◆ Task brief:
The text below is a commentary on a U.S. presidential election. Which three people does it name as members of the "Wall Street all-star team" in the Obama administration?

◆ Text extract:
%%

We also pointed out: “As America’s next top cop, Obama will
preside over the racist capitalist system, which is based on the exploitation
of working people at home and abroad.”
That prognosis was verified—and then some. But we didn’t need a
crystal ball. V.I. Lenin, who founded the Bolshevik Party and together with
Trotsky led the October 1917 Russian Revolution—the only successful workers
revolution in history—aptly described the choice in elections under capitalism
as a process “to decide once every few years which member of the ruling class is
to repress and crush the people.”
This time around, the reality show to become America’s next top war
criminal pits the two rich white guys, Romney and Ryan—who look like a walking
ad for khakis, hair gel and Pearl Drops tooth polish and who promise to
eliminate just about all of the remaining government social services that are a
lifeline to a large bulk of the population, while promising greater riches to
the capitalists—against the hoops-playing, change-promising Obama, who stuffed
his administration with a Wall Street all-star team, such as Timothy Geithner,
Lawrence Summers and Jacob Lew. The Obama administration has handed out lucre to
just about every industrialist and banker that came, hat in hand, knocking on
the White House door—and not even spare change for the rest.
A lot has happened in the last four years. Mass unemployment has
provided a more fertile climate for the decades-long attacks on the basic
organizations of defense of the working class—unions. The current attacks were
kicked off by the 2009 auto contracts forced upon workers at General Motors,
Ford and Chrysler by the United Auto Workers’ Ron Gettelfinger and the newly
elected Obama—part of the bailout of the auto bosses. This opened the floodgates
for extending two-tier agreements to other union contracts throughout the
country, and threw thousands of auto workers on the scrap heap.
We’ve seen the emergence of the Tea Party crazies, launched and
funded by some of the fattest of fat cats in the conservative Republican
establishment. They seem to have consolidated a great deal of control of
the Republican Party, peddling religious obscurantism, anti-women bigotry,
nativist hatred of anyone who wasn’t born in the U.S.—that is, born with white
skin and speaking English. Their not so thinly veiled racism is expressed, among
other ways, in the hallucinogenic belief that Obama is forcing socialism on the
U.S., the only basis for which is his black skin. To defend the purity of
elections, they have been on a drive to purge blacks and Latinos from voting,
imbibing so much of the “voter fraud” Kool-Aid they have begun to visualize
magic buses full of “illegal” voters pouring into polling places across the
country.
After decades of massive redistribution of wealth to the richest
sliver of the population under both Democratic and Republican administrations,
even the bourgeois press has noted the gaping inequality between the haves and
have-nots. The populist Occupy phenomenon burst across the scene with an impact
reminiscent of the 1973 comet Kouhoutek.

%%

◆ Entries provided:
%%

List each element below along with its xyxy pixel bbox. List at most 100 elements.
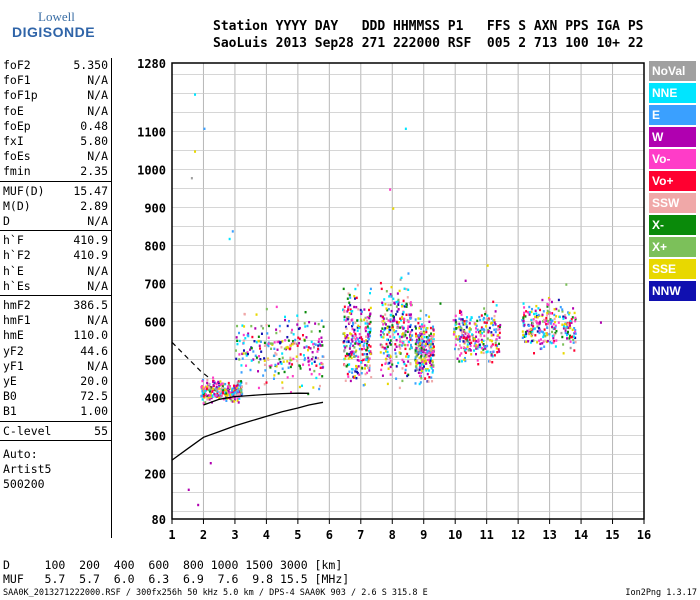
- echo-point: [354, 297, 357, 300]
- echo-point: [224, 397, 227, 401]
- echo-point: [304, 310, 307, 314]
- echo-point: [525, 332, 528, 335]
- echo-point: [550, 320, 553, 323]
- echo-point: [282, 360, 285, 363]
- echo-point: [430, 363, 433, 367]
- logo-line-2: DIGISONDE: [12, 24, 96, 40]
- echo-point: [387, 354, 390, 357]
- echo-point: [364, 316, 367, 320]
- echo-point: [382, 333, 385, 336]
- echo-point: [257, 370, 260, 373]
- echo-point: [344, 334, 347, 338]
- echo-point: [209, 387, 212, 390]
- echo-point: [522, 321, 525, 325]
- echo-point: [286, 360, 289, 363]
- echo-point: [365, 335, 368, 338]
- echo-point: [342, 287, 345, 291]
- echo-point: [574, 336, 577, 340]
- param-value: 20.0: [80, 374, 108, 388]
- echo-point: [542, 310, 545, 313]
- echo-point: [239, 382, 242, 385]
- echo-point: [321, 366, 324, 369]
- echo-point: [530, 323, 533, 327]
- echo-point: [459, 328, 462, 332]
- echo-point: [485, 325, 488, 328]
- echo-point: [389, 303, 392, 307]
- echo-point: [297, 336, 300, 339]
- echo-point: [366, 333, 369, 336]
- echo-point: [415, 347, 418, 350]
- legend-item-nne: NNE: [649, 83, 696, 103]
- echo-point: [310, 362, 313, 365]
- echo-point: [392, 333, 395, 336]
- echo-point: [279, 330, 282, 333]
- echo-point: [418, 336, 421, 340]
- param-row-yf1: yF1 N/A: [3, 359, 108, 374]
- echo-point: [431, 380, 434, 383]
- param-row-b0: B0 72.5: [3, 389, 108, 404]
- echo-point: [406, 352, 409, 356]
- echo-point: [473, 337, 476, 341]
- echo-point: [307, 356, 310, 360]
- echo-point: [420, 369, 423, 373]
- x-tick-label: 16: [637, 528, 651, 542]
- echo-point: [194, 93, 197, 96]
- echo-point: [486, 318, 489, 322]
- echo-point: [368, 322, 371, 325]
- param-name: D: [3, 214, 10, 228]
- echo-point: [313, 360, 316, 363]
- echo-point: [281, 356, 284, 359]
- echo-point: [288, 347, 291, 351]
- muf-table: D 100 200 400 600 800 1000 1500 3000 [km…: [3, 558, 349, 586]
- echo-point: [389, 318, 392, 321]
- echo-point: [384, 362, 387, 365]
- echo-point: [235, 336, 238, 339]
- echo-point: [380, 330, 383, 333]
- echo-point: [488, 326, 491, 330]
- echo-point: [541, 320, 544, 323]
- echo-point: [313, 369, 316, 373]
- echo-point: [310, 357, 313, 361]
- echo-point: [456, 357, 459, 360]
- param-value: N/A: [87, 88, 108, 103]
- echo-point: [343, 310, 346, 313]
- echo-point: [474, 322, 477, 326]
- echo-point: [217, 394, 220, 397]
- echo-point: [399, 326, 402, 329]
- echo-point: [226, 394, 229, 397]
- echo-point: [428, 343, 431, 346]
- echo-point: [278, 357, 281, 361]
- echo-point: [419, 330, 422, 334]
- echo-point: [379, 333, 382, 337]
- echo-point: [432, 365, 435, 368]
- echo-point: [411, 334, 414, 337]
- echo-point: [347, 315, 350, 319]
- muf-value-row: MUF 5.7 5.7 6.0 6.3 6.9 7.6 9.8 15.5 [MH…: [3, 572, 350, 586]
- echo-point: [454, 343, 457, 347]
- echo-point: [571, 316, 574, 319]
- echo-point: [363, 308, 366, 311]
- echo-point: [395, 313, 398, 316]
- echo-point: [287, 366, 290, 369]
- echo-point: [531, 322, 534, 325]
- echo-point: [356, 283, 359, 287]
- echo-point: [475, 347, 478, 350]
- echo-point: [409, 301, 412, 304]
- echo-point: [427, 341, 430, 344]
- echo-point: [219, 380, 222, 383]
- echo-point: [394, 348, 397, 351]
- echo-point: [419, 334, 422, 338]
- echo-point: [365, 339, 368, 342]
- echo-point: [395, 305, 398, 308]
- echo-point: [319, 366, 322, 370]
- echo-point: [524, 330, 527, 334]
- echo-point: [203, 127, 206, 130]
- echo-point: [216, 381, 219, 385]
- echo-point: [259, 358, 262, 361]
- echo-point: [484, 321, 487, 325]
- echo-point: [429, 361, 432, 365]
- echo-point: [241, 352, 244, 356]
- param-name: h`F: [3, 233, 24, 248]
- echo-point: [368, 366, 371, 370]
- echo-point: [297, 327, 300, 331]
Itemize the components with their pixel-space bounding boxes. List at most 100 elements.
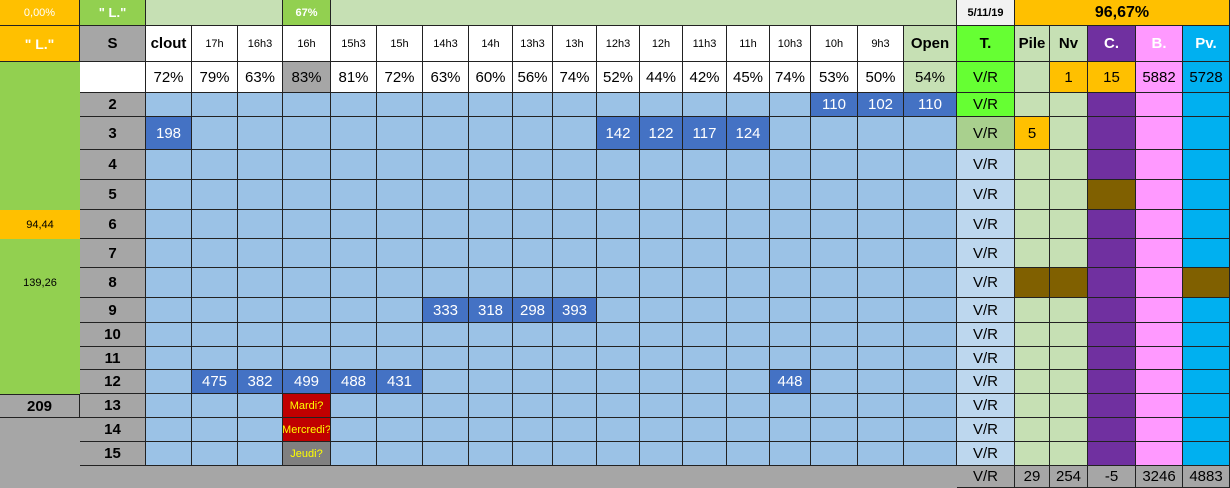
column-header: 15h3 xyxy=(331,26,377,62)
grid-cell xyxy=(469,150,513,180)
status-cell: V/R xyxy=(957,370,1015,394)
grid-cell xyxy=(331,418,377,442)
pile-cell xyxy=(1015,394,1050,418)
value-cell: 110 xyxy=(904,93,957,117)
value-cell: 488 xyxy=(331,370,377,394)
grid-cell xyxy=(597,298,640,323)
percent-cell: 42% xyxy=(683,62,727,93)
grid-cell xyxy=(513,442,553,466)
grid-cell xyxy=(423,210,469,239)
pile-cell xyxy=(1015,268,1050,298)
grid-cell xyxy=(513,210,553,239)
grid-cell xyxy=(238,117,283,150)
grid-cell xyxy=(553,180,597,210)
grid-cell xyxy=(423,268,469,298)
grid-cell xyxy=(858,370,904,394)
grid-cell xyxy=(770,239,811,268)
grid-cell xyxy=(377,418,423,442)
column-header: clout xyxy=(146,26,192,62)
percent-cell: 81% xyxy=(331,62,377,93)
grid-cell xyxy=(423,418,469,442)
grid-cell xyxy=(770,93,811,117)
note-cell: Mercredi? xyxy=(283,418,331,442)
grid-cell xyxy=(331,268,377,298)
side-total: 209 xyxy=(0,394,80,418)
grid-cell xyxy=(553,150,597,180)
grid-cell xyxy=(683,370,727,394)
grid-cell xyxy=(904,298,957,323)
nv-cell xyxy=(1050,298,1088,323)
nv-cell xyxy=(1050,323,1088,347)
status-cell: V/R xyxy=(957,93,1015,117)
grid-cell xyxy=(597,394,640,418)
grid-cell xyxy=(770,210,811,239)
grid-cell xyxy=(377,347,423,370)
grid-cell xyxy=(811,347,858,370)
status-cell: V/R xyxy=(957,418,1015,442)
grid-cell xyxy=(377,93,423,117)
grid-cell xyxy=(331,347,377,370)
grid-cell xyxy=(283,210,331,239)
value-cell: 499 xyxy=(283,370,331,394)
pile-cell xyxy=(1015,210,1050,239)
row-label: 11 xyxy=(80,347,146,370)
value-cell: 198 xyxy=(146,117,192,150)
grid-cell xyxy=(811,150,858,180)
pv-cell xyxy=(1183,323,1230,347)
percent-cell: 63% xyxy=(423,62,469,93)
percent-cell: 74% xyxy=(770,62,811,93)
grid-cell xyxy=(811,210,858,239)
grid-cell xyxy=(238,268,283,298)
pile-cell: 5 xyxy=(1015,117,1050,150)
pv-cell xyxy=(1183,117,1230,150)
percent-cell: 44% xyxy=(640,62,683,93)
grid-cell xyxy=(238,180,283,210)
grid-cell xyxy=(858,268,904,298)
value-cell: 448 xyxy=(770,370,811,394)
row-label: 8 xyxy=(80,268,146,298)
c-cell xyxy=(1088,268,1136,298)
value-cell: 382 xyxy=(238,370,283,394)
total-cell: 4883 xyxy=(1183,466,1230,488)
grid-cell xyxy=(192,210,238,239)
nv-cell xyxy=(1050,370,1088,394)
top-band xyxy=(331,0,957,26)
nv-cell xyxy=(1050,347,1088,370)
pv-cell xyxy=(1183,418,1230,442)
side-cell xyxy=(0,298,80,323)
grid-cell xyxy=(858,150,904,180)
c-cell xyxy=(1088,298,1136,323)
value-cell: 110 xyxy=(811,93,858,117)
side-cell xyxy=(0,323,80,347)
grid-cell xyxy=(146,418,192,442)
grid-cell xyxy=(423,239,469,268)
note-cell: Mardi? xyxy=(283,394,331,418)
nv-cell xyxy=(1050,418,1088,442)
row-label: 14 xyxy=(80,418,146,442)
nv-cell xyxy=(1050,180,1088,210)
row-label: 4 xyxy=(80,150,146,180)
grid-cell xyxy=(770,117,811,150)
grid-cell xyxy=(640,442,683,466)
c-cell xyxy=(1088,180,1136,210)
grid-cell xyxy=(597,370,640,394)
column-header: C. xyxy=(1088,26,1136,62)
grid-cell xyxy=(192,150,238,180)
grid-cell xyxy=(858,347,904,370)
grid-cell xyxy=(640,210,683,239)
grid-cell xyxy=(146,180,192,210)
grid-cell xyxy=(904,323,957,347)
pile-cell xyxy=(1015,418,1050,442)
column-header: 10h3 xyxy=(770,26,811,62)
column-header: B. xyxy=(1136,26,1183,62)
grid-cell xyxy=(192,323,238,347)
grid-cell xyxy=(640,180,683,210)
grid-cell xyxy=(553,394,597,418)
grid-cell xyxy=(377,394,423,418)
grid-cell xyxy=(683,93,727,117)
total-cell: 254 xyxy=(1050,466,1088,488)
c-cell xyxy=(1088,150,1136,180)
grid-cell xyxy=(238,93,283,117)
total-cell: V/R xyxy=(957,466,1015,488)
b-cell xyxy=(1136,210,1183,239)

%%

◆ Solution to this task:
Timothy Geithner, Lawrence Summers and Jacob Lew.